TASKS TO COMPLETE
(a) Answer these from the house-selling thread below, one answer per line:
(i) What price did the colleague's house finally sell for?
(ii) When have the poster and family decided to list their place?
(iii) What does joncnca say the market does over the holidays?
(b) Copy the part of the house-selling thread below starting at "I hope everything" and ending at "their detached house!".

TEXT
Thanks for the feedback, jon. I found the asking price to be the most important factor (or maybe second most after location).

My colleague listed his house at $499K in July and only got it sold this past week at $443K. Add in 4% commissions (he was able to negotiate) and other closing fees and you are looking at about 85% of the original asking price. He still did well as he bought the house at $280K a few years ago but it goes to show you the old adage always rings true: *A house will always sell, at the right price*, or something along that line.

We have decided to list our place in mid-January. We can hurry and put this up on the market in mid-October but you are then entering the holiday season. Another factor is I hope there is no delay for our new house. Our builder has a pretty good track record when it comes to closing house but you can't rule anything out. I know our window is pretty tight but I believe if we price our house competitively, we can get a deal done quickly. Keeping my fingers crossed.

Cheers!


----------



## joncnca (Jul 12, 2009)

I hope everything works out for you!

Selling an existing house to buy a new one is pretty stressful, i wouldn't want to go through it again. I've read that the market picks up a bit in the autumn, cools over holidays, then picks up in the spring, but don't take my word for it.

my wife has these friends who bought a pre-construction condo together before they were married, and after several years, they were expecting their first child and wanted to move into a detached house somewhere farther from the city. by that time, the original condo had been delayed so long that it still had not finished construction by the time they bought their detached house! 

i'm sure this wont happen to you, i just found that whole situation ridiculous.


----------

MATERIAL
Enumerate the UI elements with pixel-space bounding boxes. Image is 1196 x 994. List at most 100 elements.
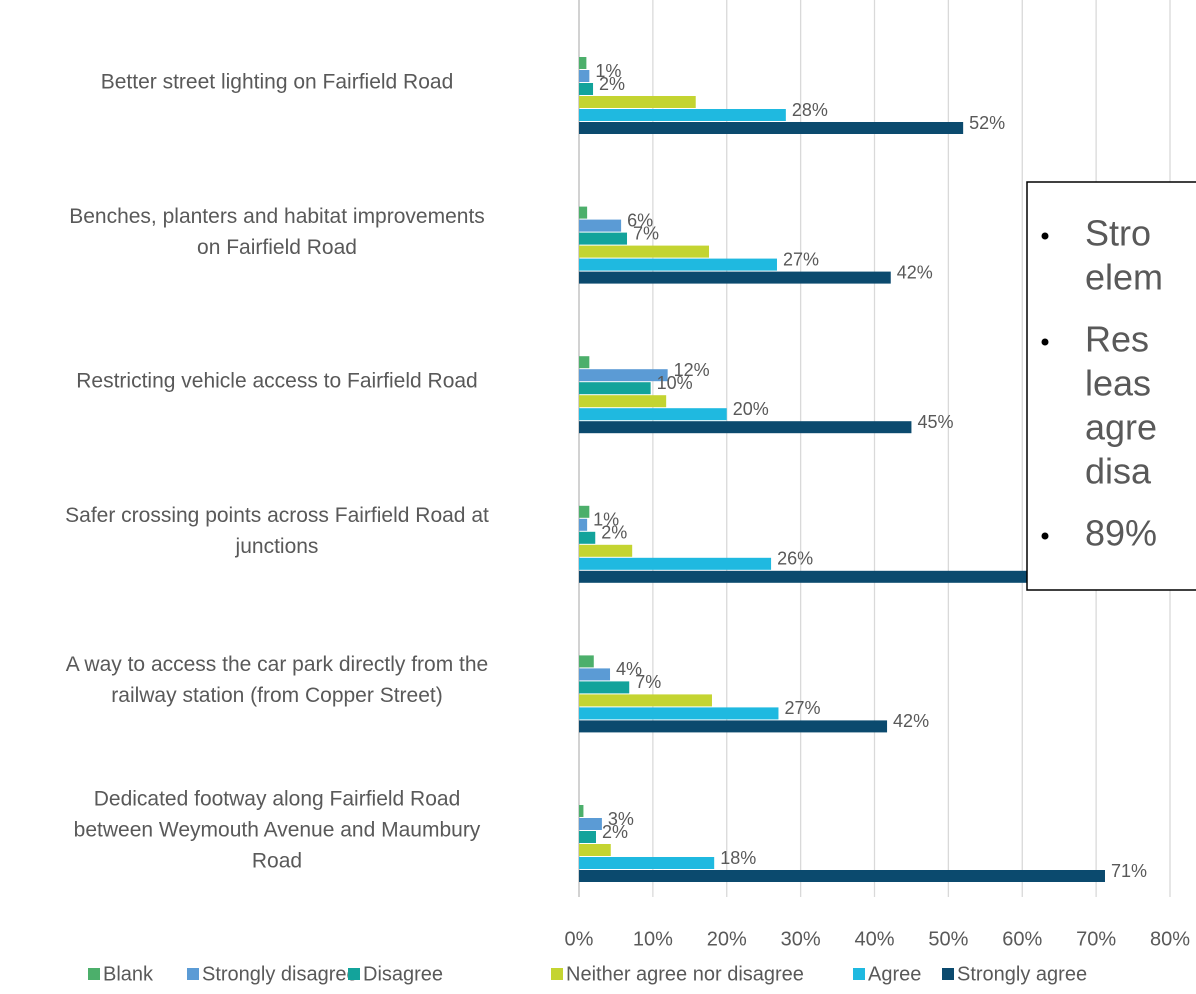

ANSWERS PER TASK
(a)
(i) $443K
(ii) Mid-January
(iii) It cools.

(b)
I hope everything works out for you!

Selling an existing house to buy a new one is pretty stressful, i wouldn't want to go through it again. I've read that the market picks up a bit in the autumn, cools over holidays, then picks up in the spring, but don't take my word for it.

my wife has these friends who bought a pre-construction condo together before they were married, and after several years, they were expecting their first child and wanted to move into a detached house somewhere farther from the city. by that time, the original condo had been delayed so long that it still had not finished construction by the time they bought their detached house!